Passage for review »
....

[llvm] [DebugInfo] Don't set prologue_end behind line-zero call insts (PR #156850)
Jeremy Morse via llvm-commits
llvm-commits at lists.llvm.org
Mon Nov 17 05:43:17 PST 2025
================
@@ -0,0 +1,127 @@
+# RUN: llc %s -start-after=livedebugvalues -o - -filetype=obj | llvm-dwarfdump - --debug-line | FileCheck %s
+#
+## Original code, compiled clang -O2 -g -c
+##
+## void ext();
+## int main(int argc, char **argv) {
+## if (argc == 1)
+## ext();
+## else
+## ext();
+## return 0;
+## }
+##
+## In the code sequence above, the call to ext is given line zero during
+## optimisation, because the code is duplicated down all function paths thus
+## gets merged. We get something like this as the output:
+##
+## 0: 50 push %rax
+## 1: 31 c0 xor %eax,%eax
+## 3: e8 00 00 00 00 call 8 <main+0x8>
+## 4: R_X86_64_PLT32 ext-0x4
+## 8: 31 c0 xor %eax,%eax
+## a: 59 pop %rcx
+## b: c3 ret
+##
+## And we could choose to set prologue_end on address 8, the clearing of the
+## return register, because it's the first "real" instruction that isn't line
+## zero. But this then causes debuggers to skip over the call instruction when
+## entering the function, which is catastrophic.
+##
+## Instead: we force the xor at address 1 to have a source location (the
+## function scope line number), and put a prologue_end there. While it's a
+## setup instruction, it's better to have a prologue_end that's still slightly
+## in the prologue than to step over the call. This gives consumers the
+## opportunity to recognise "this is a crazy function" and act accordingly.
+##
+## Check lines: the first entry is the start-of-function scope line, the second
+## entry is the prologue_end on the xor, while the third is the zero-line-number
+## call instruction.
+#
+# CHECK: 2 0 0 0 0 0 is_stmt
+# CHECK-NEXT: 2 0 0 0 0 0 is_stmt prologue_end
+# CHECK-NEXT: 0 0 0 0 0 0
----------------
jmorse wrote:
I've switched to examining the textual output, which has the upside of not printing hex, but still having the meaning of the .loc lines and their flags in the context of the instructions.

....

Given entries »
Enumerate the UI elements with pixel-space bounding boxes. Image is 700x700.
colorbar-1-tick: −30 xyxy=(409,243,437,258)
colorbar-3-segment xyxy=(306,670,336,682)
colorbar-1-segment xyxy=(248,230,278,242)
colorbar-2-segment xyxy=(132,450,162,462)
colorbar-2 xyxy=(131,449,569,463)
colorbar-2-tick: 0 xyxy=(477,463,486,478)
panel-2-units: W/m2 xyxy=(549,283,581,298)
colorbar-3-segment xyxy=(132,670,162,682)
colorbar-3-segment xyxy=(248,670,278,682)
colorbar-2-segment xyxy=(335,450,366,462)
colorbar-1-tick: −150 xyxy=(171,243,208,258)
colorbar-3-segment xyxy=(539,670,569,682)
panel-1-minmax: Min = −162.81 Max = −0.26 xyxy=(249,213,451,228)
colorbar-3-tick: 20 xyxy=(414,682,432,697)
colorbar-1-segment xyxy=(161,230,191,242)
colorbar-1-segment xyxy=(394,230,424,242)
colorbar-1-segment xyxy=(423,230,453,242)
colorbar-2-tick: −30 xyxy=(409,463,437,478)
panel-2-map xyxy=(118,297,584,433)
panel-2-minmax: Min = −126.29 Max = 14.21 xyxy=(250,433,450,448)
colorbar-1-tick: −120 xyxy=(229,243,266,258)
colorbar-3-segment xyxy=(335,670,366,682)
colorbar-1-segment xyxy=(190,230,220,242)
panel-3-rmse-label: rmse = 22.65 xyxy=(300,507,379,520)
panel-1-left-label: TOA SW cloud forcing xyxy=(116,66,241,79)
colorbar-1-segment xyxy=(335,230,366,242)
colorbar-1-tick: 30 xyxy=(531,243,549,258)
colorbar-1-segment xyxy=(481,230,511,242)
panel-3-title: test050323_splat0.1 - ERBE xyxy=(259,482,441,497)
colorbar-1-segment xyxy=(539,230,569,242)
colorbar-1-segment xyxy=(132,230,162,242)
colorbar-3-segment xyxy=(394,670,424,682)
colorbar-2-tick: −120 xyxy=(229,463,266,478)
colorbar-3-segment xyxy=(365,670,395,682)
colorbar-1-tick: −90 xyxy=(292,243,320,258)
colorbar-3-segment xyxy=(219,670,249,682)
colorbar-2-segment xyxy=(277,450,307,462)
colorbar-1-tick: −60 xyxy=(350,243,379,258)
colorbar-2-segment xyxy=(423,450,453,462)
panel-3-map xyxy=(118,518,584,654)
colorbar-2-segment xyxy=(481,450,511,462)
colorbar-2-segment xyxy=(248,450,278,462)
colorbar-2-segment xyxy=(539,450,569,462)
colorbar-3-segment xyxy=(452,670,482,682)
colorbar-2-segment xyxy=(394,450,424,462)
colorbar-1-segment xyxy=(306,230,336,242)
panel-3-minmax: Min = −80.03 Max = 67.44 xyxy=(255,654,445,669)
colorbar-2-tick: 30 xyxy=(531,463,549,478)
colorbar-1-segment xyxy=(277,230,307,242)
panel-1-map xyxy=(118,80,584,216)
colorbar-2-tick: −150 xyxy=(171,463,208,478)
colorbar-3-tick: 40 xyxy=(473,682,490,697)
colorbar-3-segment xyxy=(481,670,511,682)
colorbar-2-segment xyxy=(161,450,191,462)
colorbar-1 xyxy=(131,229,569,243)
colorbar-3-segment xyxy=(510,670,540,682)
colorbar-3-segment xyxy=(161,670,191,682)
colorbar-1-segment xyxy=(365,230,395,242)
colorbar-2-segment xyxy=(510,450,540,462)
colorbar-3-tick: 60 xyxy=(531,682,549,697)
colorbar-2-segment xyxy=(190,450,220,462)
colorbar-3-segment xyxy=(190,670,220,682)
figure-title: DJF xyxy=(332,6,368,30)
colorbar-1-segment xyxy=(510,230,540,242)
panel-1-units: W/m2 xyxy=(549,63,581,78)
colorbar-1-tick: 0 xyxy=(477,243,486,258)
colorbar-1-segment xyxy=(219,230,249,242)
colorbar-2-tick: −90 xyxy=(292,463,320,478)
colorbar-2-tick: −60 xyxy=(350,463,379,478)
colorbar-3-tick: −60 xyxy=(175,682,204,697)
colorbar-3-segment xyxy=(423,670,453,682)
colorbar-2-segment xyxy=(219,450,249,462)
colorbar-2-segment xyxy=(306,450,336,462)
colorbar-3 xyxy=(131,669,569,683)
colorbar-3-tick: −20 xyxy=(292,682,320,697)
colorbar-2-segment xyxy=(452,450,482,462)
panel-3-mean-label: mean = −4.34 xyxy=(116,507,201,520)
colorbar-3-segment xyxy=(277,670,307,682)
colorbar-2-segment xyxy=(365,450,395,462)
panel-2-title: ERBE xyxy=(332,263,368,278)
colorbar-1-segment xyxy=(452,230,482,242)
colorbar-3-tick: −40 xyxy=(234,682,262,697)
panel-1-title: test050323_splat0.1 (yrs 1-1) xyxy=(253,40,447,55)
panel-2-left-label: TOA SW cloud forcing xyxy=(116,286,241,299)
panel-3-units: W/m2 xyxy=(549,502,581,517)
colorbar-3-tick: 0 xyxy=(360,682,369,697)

....

What you should do » Print the part of the prologue_end code review post starting at "Jeremy Morse via" and ending at "(argc == 1)". You can ignore the listing.

Written response »
Jeremy Morse via llvm-commits
llvm-commits at lists.llvm.org
Mon Nov 17 05:43:17 PST 2025
================
@@ -0,0 +1,127 @@
+# RUN: llc %s -start-after=livedebugvalues -o - -filetype=obj | llvm-dwarfdump - --debug-line | FileCheck %s
+#
+## Original code, compiled clang -O2 -g -c
+##
+## void ext();
+## int main(int argc, char **argv) {
+## if (argc == 1)